Your objective => Lines that contain "tutorial" are to be counted; give only their number.

Dataset records
==============================
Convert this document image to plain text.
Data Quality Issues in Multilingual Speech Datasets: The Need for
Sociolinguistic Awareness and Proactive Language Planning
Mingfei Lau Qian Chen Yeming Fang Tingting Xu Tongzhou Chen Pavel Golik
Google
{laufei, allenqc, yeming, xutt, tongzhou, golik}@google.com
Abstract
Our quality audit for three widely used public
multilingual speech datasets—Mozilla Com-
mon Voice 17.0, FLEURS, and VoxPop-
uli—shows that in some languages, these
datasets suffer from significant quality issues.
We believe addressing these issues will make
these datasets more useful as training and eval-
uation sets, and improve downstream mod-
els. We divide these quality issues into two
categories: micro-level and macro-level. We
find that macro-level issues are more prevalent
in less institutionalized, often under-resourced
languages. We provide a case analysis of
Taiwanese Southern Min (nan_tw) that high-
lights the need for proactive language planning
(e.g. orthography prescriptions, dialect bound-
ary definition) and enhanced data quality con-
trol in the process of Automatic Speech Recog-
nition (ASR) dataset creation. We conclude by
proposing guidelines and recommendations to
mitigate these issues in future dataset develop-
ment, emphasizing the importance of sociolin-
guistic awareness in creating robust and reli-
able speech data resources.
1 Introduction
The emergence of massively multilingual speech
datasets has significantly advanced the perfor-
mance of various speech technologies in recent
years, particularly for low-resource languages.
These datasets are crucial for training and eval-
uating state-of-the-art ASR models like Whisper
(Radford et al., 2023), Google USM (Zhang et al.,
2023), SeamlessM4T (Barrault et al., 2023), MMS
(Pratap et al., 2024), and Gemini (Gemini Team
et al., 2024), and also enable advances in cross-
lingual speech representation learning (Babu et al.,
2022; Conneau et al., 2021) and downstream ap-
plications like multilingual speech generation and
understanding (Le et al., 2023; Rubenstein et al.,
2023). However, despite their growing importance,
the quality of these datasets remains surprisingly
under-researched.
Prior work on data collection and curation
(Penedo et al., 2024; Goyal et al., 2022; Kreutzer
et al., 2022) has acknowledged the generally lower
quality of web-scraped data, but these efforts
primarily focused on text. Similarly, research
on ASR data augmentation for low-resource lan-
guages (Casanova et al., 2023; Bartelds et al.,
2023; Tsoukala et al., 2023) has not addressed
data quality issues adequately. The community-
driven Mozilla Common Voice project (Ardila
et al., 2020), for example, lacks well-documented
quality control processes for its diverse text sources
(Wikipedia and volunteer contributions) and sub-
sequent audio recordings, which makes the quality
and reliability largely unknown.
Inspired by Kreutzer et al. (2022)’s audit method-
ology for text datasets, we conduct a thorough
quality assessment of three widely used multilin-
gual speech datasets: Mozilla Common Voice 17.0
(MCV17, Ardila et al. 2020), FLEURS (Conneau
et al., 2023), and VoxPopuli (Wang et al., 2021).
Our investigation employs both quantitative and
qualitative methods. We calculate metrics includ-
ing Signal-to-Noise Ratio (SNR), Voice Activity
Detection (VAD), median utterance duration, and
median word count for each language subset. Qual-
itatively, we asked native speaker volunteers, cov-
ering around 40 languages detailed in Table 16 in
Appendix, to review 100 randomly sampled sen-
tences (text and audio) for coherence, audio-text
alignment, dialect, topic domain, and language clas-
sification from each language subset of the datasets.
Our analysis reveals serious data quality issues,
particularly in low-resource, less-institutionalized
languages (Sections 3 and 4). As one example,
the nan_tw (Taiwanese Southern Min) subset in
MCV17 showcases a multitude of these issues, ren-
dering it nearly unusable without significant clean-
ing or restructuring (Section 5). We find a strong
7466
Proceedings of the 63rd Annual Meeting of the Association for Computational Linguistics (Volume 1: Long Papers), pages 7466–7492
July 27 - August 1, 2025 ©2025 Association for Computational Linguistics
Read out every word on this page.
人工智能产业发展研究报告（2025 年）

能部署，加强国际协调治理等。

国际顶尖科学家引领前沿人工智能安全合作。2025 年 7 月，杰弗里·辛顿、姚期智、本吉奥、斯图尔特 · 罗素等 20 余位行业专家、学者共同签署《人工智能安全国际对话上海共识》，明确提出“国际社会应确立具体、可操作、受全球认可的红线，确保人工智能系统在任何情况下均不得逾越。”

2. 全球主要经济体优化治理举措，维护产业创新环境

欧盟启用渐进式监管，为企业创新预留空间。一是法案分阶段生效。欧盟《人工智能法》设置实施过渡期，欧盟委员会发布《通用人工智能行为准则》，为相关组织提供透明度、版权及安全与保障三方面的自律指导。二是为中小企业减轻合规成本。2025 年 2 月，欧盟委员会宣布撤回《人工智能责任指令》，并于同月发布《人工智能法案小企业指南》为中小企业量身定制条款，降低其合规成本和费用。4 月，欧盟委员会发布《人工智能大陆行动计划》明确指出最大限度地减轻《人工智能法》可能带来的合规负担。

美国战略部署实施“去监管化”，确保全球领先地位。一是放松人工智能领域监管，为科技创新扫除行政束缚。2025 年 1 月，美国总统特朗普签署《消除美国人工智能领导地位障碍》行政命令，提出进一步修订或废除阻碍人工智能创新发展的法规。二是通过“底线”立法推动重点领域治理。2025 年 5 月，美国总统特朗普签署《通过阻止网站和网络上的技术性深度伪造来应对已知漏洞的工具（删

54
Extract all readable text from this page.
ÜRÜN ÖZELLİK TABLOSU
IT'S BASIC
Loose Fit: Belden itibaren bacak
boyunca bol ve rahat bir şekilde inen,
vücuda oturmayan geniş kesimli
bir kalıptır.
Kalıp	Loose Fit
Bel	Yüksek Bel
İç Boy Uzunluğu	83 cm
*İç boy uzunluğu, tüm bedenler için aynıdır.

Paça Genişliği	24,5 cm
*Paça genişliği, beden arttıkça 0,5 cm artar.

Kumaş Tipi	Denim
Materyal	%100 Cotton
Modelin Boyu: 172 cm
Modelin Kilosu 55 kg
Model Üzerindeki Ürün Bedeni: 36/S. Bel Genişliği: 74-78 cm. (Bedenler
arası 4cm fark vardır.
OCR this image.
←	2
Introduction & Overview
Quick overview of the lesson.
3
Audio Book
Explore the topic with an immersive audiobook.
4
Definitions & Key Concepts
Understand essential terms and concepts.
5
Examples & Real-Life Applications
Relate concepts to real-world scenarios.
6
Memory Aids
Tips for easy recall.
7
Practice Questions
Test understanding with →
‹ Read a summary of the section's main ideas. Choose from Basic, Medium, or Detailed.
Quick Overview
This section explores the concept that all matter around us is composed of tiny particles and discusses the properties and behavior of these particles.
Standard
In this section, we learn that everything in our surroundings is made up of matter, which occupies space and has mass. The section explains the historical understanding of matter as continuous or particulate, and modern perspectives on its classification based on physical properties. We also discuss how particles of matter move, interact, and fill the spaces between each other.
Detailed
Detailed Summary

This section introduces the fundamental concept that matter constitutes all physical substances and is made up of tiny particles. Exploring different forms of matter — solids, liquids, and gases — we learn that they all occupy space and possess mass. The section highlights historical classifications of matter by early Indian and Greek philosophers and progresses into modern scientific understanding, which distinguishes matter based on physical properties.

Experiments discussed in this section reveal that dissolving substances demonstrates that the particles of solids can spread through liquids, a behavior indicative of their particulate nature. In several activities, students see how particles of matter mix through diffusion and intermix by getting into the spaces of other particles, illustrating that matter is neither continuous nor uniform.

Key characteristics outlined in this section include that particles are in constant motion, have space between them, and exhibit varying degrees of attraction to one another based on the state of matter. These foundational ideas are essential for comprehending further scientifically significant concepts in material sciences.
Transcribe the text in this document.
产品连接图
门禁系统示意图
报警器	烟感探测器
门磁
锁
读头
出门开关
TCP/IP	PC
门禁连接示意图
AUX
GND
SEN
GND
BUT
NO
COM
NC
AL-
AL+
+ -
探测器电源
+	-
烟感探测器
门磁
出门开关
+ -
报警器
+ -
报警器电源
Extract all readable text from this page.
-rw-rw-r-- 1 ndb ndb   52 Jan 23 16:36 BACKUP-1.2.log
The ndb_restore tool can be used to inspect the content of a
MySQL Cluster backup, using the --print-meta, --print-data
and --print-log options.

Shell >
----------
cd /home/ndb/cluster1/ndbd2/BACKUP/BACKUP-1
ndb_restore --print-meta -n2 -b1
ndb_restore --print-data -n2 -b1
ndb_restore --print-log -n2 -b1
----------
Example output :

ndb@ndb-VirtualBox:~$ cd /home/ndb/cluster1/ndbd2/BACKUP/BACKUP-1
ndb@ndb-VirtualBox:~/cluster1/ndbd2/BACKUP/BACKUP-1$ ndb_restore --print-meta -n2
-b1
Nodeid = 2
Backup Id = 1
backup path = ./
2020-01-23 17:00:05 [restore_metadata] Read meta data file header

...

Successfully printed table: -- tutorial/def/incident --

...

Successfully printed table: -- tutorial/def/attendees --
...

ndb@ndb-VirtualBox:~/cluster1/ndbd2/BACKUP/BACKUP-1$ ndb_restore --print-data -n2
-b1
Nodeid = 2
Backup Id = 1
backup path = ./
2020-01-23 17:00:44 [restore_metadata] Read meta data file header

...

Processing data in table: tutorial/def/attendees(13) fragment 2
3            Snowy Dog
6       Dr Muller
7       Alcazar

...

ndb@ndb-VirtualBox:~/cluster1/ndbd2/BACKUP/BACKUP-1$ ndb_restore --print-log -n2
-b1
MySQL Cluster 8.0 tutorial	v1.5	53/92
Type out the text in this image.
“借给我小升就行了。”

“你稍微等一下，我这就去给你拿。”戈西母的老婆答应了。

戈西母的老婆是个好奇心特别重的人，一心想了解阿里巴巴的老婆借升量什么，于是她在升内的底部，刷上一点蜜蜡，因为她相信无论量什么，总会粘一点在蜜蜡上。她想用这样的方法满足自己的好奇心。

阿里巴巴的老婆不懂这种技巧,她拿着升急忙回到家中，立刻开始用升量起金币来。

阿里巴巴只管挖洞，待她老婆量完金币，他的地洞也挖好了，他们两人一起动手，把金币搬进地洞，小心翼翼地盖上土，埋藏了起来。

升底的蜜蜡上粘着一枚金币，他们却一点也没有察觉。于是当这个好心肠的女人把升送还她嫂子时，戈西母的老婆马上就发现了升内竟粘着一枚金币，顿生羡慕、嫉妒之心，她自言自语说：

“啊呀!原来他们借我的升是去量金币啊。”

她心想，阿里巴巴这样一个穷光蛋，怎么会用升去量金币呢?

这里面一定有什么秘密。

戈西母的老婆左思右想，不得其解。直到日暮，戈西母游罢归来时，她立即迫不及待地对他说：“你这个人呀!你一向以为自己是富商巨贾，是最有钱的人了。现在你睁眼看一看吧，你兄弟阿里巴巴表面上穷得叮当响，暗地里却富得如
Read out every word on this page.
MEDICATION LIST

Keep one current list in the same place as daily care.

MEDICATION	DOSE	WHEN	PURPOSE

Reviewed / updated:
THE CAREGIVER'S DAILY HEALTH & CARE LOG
==============================
Full answer => 4